BEGIN

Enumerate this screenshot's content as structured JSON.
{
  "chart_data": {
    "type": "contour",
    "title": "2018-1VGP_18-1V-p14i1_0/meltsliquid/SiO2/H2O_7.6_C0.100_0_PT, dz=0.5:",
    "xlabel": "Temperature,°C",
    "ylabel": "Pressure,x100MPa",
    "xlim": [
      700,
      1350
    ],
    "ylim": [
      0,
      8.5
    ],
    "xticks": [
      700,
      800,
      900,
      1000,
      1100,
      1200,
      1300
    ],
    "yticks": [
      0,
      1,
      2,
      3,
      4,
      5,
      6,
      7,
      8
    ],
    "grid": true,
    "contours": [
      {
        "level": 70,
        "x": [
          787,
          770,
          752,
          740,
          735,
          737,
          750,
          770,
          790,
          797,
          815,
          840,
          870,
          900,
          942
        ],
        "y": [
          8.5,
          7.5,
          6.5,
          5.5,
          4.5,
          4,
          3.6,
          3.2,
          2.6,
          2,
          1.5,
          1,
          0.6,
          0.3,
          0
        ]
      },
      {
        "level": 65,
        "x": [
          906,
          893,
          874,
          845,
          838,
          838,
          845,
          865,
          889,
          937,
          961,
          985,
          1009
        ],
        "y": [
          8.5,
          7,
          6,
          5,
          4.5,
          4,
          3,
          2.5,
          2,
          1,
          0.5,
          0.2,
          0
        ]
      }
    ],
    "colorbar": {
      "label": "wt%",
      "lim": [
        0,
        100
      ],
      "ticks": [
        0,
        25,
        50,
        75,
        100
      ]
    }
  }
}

END

YOUR GOAL: Reproduce the full listing exactly.

ANSWER FOR THIS EXERCISE:
Enumerate this screenshot's content as structured JSON.
{
  "chart_data": {
    "type": "contour",
    "title": "2018-1VGP_18-1V-p14i1_0/meltsliquid/SiO2/H2O_7.6_C0.100_0_PT, dz=0.5:",
    "xlabel": "Temperature,°C",
    "ylabel": "Pressure,x100MPa",
    "xlim": [
      700,
      1350
    ],
    "ylim": [
      0,
      8.5
    ],
    "xticks": [
      700,
      800,
      900,
      1000,
      1100,
      1200,
      1300
    ],
    "yticks": [
      0,
      1,
      2,
      3,
      4,
      5,
      6,
      7,
      8
    ],
    "grid": true,
    "contours": [
      {
        "level": 70,
        "x": [
          787,
          770,
          752,
          740,
          735,
          737,
          750,
          770,
          790,
          797,
          815,
          840,
          870,
          900,
          942
        ],
        "y": [
          8.5,
          7.5,
          6.5,
          5.5,
          4.5,
          4,
          3.6,
          3.2,
          2.6,
          2,
          1.5,
          1,
          0.6,
          0.3,
          0
        ]
      },
      {
        "level": 65,
        "x": [
          906,
          893,
          874,
          845,
          838,
          838,
          845,
          865,
          889,
          937,
          961,
          985,
          1009
        ],
        "y": [
          8.5,
          7,
          6,
          5,
          4.5,
          4,
          3,
          2.5,
          2,
          1,
          0.5,
          0.2,
          0
        ]
      }
    ],
    "colorbar": {
      "label": "wt%",
      "lim": [
        0,
        100
      ],
      "ticks": [
        0,
        25,
        50,
        75,
        100
      ]
    }
  }
}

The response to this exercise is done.